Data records
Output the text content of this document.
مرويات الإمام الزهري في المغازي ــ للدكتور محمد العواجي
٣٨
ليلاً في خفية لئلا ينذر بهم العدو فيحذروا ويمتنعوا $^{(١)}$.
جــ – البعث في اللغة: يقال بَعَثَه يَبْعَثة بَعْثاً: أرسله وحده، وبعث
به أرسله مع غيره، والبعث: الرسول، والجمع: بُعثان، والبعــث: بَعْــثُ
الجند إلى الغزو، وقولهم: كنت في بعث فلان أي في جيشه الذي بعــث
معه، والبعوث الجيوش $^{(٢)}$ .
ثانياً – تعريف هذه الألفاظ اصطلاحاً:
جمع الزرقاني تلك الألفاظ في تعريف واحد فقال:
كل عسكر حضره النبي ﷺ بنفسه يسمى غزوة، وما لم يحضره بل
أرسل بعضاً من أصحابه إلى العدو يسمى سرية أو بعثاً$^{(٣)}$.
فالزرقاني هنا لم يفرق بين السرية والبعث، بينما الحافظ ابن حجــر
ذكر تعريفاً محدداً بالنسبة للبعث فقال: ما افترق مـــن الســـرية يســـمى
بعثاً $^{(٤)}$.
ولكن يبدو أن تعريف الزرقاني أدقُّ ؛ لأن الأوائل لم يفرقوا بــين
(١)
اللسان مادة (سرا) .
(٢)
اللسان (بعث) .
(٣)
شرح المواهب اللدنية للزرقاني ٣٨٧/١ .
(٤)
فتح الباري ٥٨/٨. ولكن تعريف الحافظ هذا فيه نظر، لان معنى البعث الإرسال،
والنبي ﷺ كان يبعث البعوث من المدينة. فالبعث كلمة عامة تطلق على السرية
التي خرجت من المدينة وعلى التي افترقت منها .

» **DIRECTIONS FOR THIS TASK**
Each record above must be given again exactly.

» **EXERCISE OUTPUT**
Output the text content of this document.
مرويات الإمام الزهري في المغازي ــ للدكتور محمد العواجي
٣٨
ليلاً في خفية لئلا ينذر بهم العدو فيحذروا ويمتنعوا $^{(١)}$.
جــ – البعث في اللغة: يقال بَعَثَه يَبْعَثة بَعْثاً: أرسله وحده، وبعث
به أرسله مع غيره، والبعث: الرسول، والجمع: بُعثان، والبعــث: بَعْــثُ
الجند إلى الغزو، وقولهم: كنت في بعث فلان أي في جيشه الذي بعــث
معه، والبعوث الجيوش $^{(٢)}$ .
ثانياً – تعريف هذه الألفاظ اصطلاحاً:
جمع الزرقاني تلك الألفاظ في تعريف واحد فقال:
كل عسكر حضره النبي ﷺ بنفسه يسمى غزوة، وما لم يحضره بل
أرسل بعضاً من أصحابه إلى العدو يسمى سرية أو بعثاً$^{(٣)}$.
فالزرقاني هنا لم يفرق بين السرية والبعث، بينما الحافظ ابن حجــر
ذكر تعريفاً محدداً بالنسبة للبعث فقال: ما افترق مـــن الســـرية يســـمى
بعثاً $^{(٤)}$.
ولكن يبدو أن تعريف الزرقاني أدقُّ ؛ لأن الأوائل لم يفرقوا بــين
(١)
اللسان مادة (سرا) .
(٢)
اللسان (بعث) .
(٣)
شرح المواهب اللدنية للزرقاني ٣٨٧/١ .
(٤)
فتح الباري ٥٨/٨. ولكن تعريف الحافظ هذا فيه نظر، لان معنى البعث الإرسال،
والنبي ﷺ كان يبعث البعوث من المدينة. فالبعث كلمة عامة تطلق على السرية
التي خرجت من المدينة وعلى التي افترقت منها .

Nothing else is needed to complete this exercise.